## DATA TO PROCESS
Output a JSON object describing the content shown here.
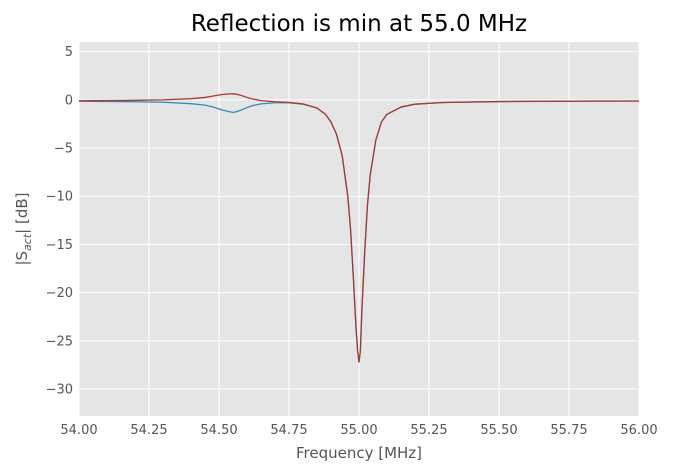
{
  "chart_data": {
    "type": "line",
    "title": "Reflection is min at 55.0 MHz",
    "xlabel": "Frequency [MHz]",
    "ylabel_main": "|S",
    "ylabel_sub": "act",
    "ylabel_tail": "| [dB]",
    "xlim": [
      54.0,
      56.0
    ],
    "ylim": [
      -32.8,
      6.0
    ],
    "grid": true,
    "x_ticks": [
      54.0,
      54.25,
      54.5,
      54.75,
      55.0,
      55.25,
      55.5,
      55.75,
      56.0
    ],
    "x_tick_labels": [
      "54.00",
      "54.25",
      "54.50",
      "54.75",
      "55.00",
      "55.25",
      "55.50",
      "55.75",
      "56.00"
    ],
    "y_ticks": [
      5,
      0,
      -5,
      -10,
      -15,
      -20,
      -25,
      -30
    ],
    "y_tick_labels": [
      "5",
      "0",
      "−5",
      "−10",
      "−15",
      "−20",
      "−25",
      "−30"
    ],
    "colors": {
      "background": "#e5e5e5",
      "grid": "#ffffff",
      "text": "#555555"
    },
    "series": [
      {
        "color": "#348abd",
        "x": [
          54.0,
          54.2,
          54.3,
          54.4,
          54.45,
          54.48,
          54.5,
          54.52,
          54.54,
          54.55,
          54.56,
          54.58,
          54.6,
          54.62,
          54.65,
          54.7,
          54.75,
          54.8,
          54.85,
          54.88,
          54.9,
          54.92,
          54.94,
          54.96,
          54.97,
          54.98,
          54.99,
          54.995,
          55.0,
          55.005,
          55.01,
          55.02,
          55.03,
          55.04,
          55.06,
          55.08,
          55.1,
          55.15,
          55.2,
          55.3,
          55.5,
          55.75,
          56.0
        ],
        "y": [
          -0.15,
          -0.2,
          -0.25,
          -0.4,
          -0.55,
          -0.75,
          -0.95,
          -1.12,
          -1.25,
          -1.3,
          -1.25,
          -1.05,
          -0.8,
          -0.6,
          -0.42,
          -0.3,
          -0.3,
          -0.45,
          -0.85,
          -1.5,
          -2.3,
          -3.6,
          -5.8,
          -10.0,
          -13.5,
          -18.5,
          -24.0,
          -26.0,
          -27.2,
          -26.0,
          -22.0,
          -16.0,
          -11.0,
          -7.8,
          -4.2,
          -2.3,
          -1.5,
          -0.75,
          -0.45,
          -0.28,
          -0.18,
          -0.14,
          -0.12
        ]
      },
      {
        "color": "#a63a32",
        "x": [
          54.0,
          54.2,
          54.3,
          54.4,
          54.45,
          54.48,
          54.5,
          54.52,
          54.54,
          54.55,
          54.56,
          54.58,
          54.6,
          54.62,
          54.65,
          54.7,
          54.75,
          54.8,
          54.85,
          54.88,
          54.9,
          54.92,
          54.94,
          54.96,
          54.97,
          54.98,
          54.99,
          54.995,
          55.0,
          55.005,
          55.01,
          55.02,
          55.03,
          55.04,
          55.06,
          55.08,
          55.1,
          55.15,
          55.2,
          55.3,
          55.5,
          55.75,
          56.0
        ],
        "y": [
          -0.1,
          -0.05,
          0.0,
          0.12,
          0.25,
          0.4,
          0.5,
          0.58,
          0.62,
          0.63,
          0.6,
          0.45,
          0.25,
          0.08,
          -0.08,
          -0.2,
          -0.27,
          -0.42,
          -0.85,
          -1.5,
          -2.3,
          -3.6,
          -5.8,
          -10.0,
          -13.5,
          -18.5,
          -24.0,
          -26.0,
          -27.2,
          -26.0,
          -22.0,
          -16.0,
          -11.0,
          -7.8,
          -4.2,
          -2.3,
          -1.5,
          -0.75,
          -0.45,
          -0.28,
          -0.18,
          -0.14,
          -0.12
        ]
      }
    ]
  }
}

## DIRECTION
Skip the pictures and transcribe the rest of the records exactly.

## TASK RESPONSE
Output a JSON object describing the content shown here.
{
  "chart_data": {
    "type": "line",
    "title": "Reflection is min at 55.0 MHz",
    "xlabel": "Frequency [MHz]",
    "ylabel_main": "|S",
    "ylabel_sub": "act",
    "ylabel_tail": "| [dB]",
    "xlim": [
      54.0,
      56.0
    ],
    "ylim": [
      -32.8,
      6.0
    ],
    "grid": true,
    "x_ticks": [
      54.0,
      54.25,
      54.5,
      54.75,
      55.0,
      55.25,
      55.5,
      55.75,
      56.0
    ],
    "x_tick_labels": [
      "54.00",
      "54.25",
      "54.50",
      "54.75",
      "55.00",
      "55.25",
      "55.50",
      "55.75",
      "56.00"
    ],
    "y_ticks": [
      5,
      0,
      -5,
      -10,
      -15,
      -20,
      -25,
      -30
    ],
    "y_tick_labels": [
      "5",
      "0",
      "−5",
      "−10",
      "−15",
      "−20",
      "−25",
      "−30"
    ],
    "colors": {
      "background": "#e5e5e5",
      "grid": "#ffffff",
      "text": "#555555"
    },
    "series": [
      {
        "color": "#348abd",
        "x": [
          54.0,
          54.2,
          54.3,
          54.4,
          54.45,
          54.48,
          54.5,
          54.52,
          54.54,
          54.55,
          54.56,
          54.58,
          54.6,
          54.62,
          54.65,
          54.7,
          54.75,
          54.8,
          54.85,
          54.88,
          54.9,
          54.92,
          54.94,
          54.96,
          54.97,
          54.98,
          54.99,
          54.995,
          55.0,
          55.005,
          55.01,
          55.02,
          55.03,
          55.04,
          55.06,
          55.08,
          55.1,
          55.15,
          55.2,
          55.3,
          55.5,
          55.75,
          56.0
        ],
        "y": [
          -0.15,
          -0.2,
          -0.25,
          -0.4,
          -0.55,
          -0.75,
          -0.95,
          -1.12,
          -1.25,
          -1.3,
          -1.25,
          -1.05,
          -0.8,
          -0.6,
          -0.42,
          -0.3,
          -0.3,
          -0.45,
          -0.85,
          -1.5,
          -2.3,
          -3.6,
          -5.8,
          -10.0,
          -13.5,
          -18.5,
          -24.0,
          -26.0,
          -27.2,
          -26.0,
          -22.0,
          -16.0,
          -11.0,
          -7.8,
          -4.2,
          -2.3,
          -1.5,
          -0.75,
          -0.45,
          -0.28,
          -0.18,
          -0.14,
          -0.12
        ]
      },
      {
        "color": "#a63a32",
        "x": [
          54.0,
          54.2,
          54.3,
          54.4,
          54.45,
          54.48,
          54.5,
          54.52,
          54.54,
          54.55,
          54.56,
          54.58,
          54.6,
          54.62,
          54.65,
          54.7,
          54.75,
          54.8,
          54.85,
          54.88,
          54.9,
          54.92,
          54.94,
          54.96,
          54.97,
          54.98,
          54.99,
          54.995,
          55.0,
          55.005,
          55.01,
          55.02,
          55.03,
          55.04,
          55.06,
          55.08,
          55.1,
          55.15,
          55.2,
          55.3,
          55.5,
          55.75,
          56.0
        ],
        "y": [
          -0.1,
          -0.05,
          0.0,
          0.12,
          0.25,
          0.4,
          0.5,
          0.58,
          0.62,
          0.63,
          0.6,
          0.45,
          0.25,
          0.08,
          -0.08,
          -0.2,
          -0.27,
          -0.42,
          -0.85,
          -1.5,
          -2.3,
          -3.6,
          -5.8,
          -10.0,
          -13.5,
          -18.5,
          -24.0,
          -26.0,
          -27.2,
          -26.0,
          -22.0,
          -16.0,
          -11.0,
          -7.8,
          -4.2,
          -2.3,
          -1.5,
          -0.75,
          -0.45,
          -0.28,
          -0.18,
          -0.14,
          -0.12
        ]
      }
    ]
  }
}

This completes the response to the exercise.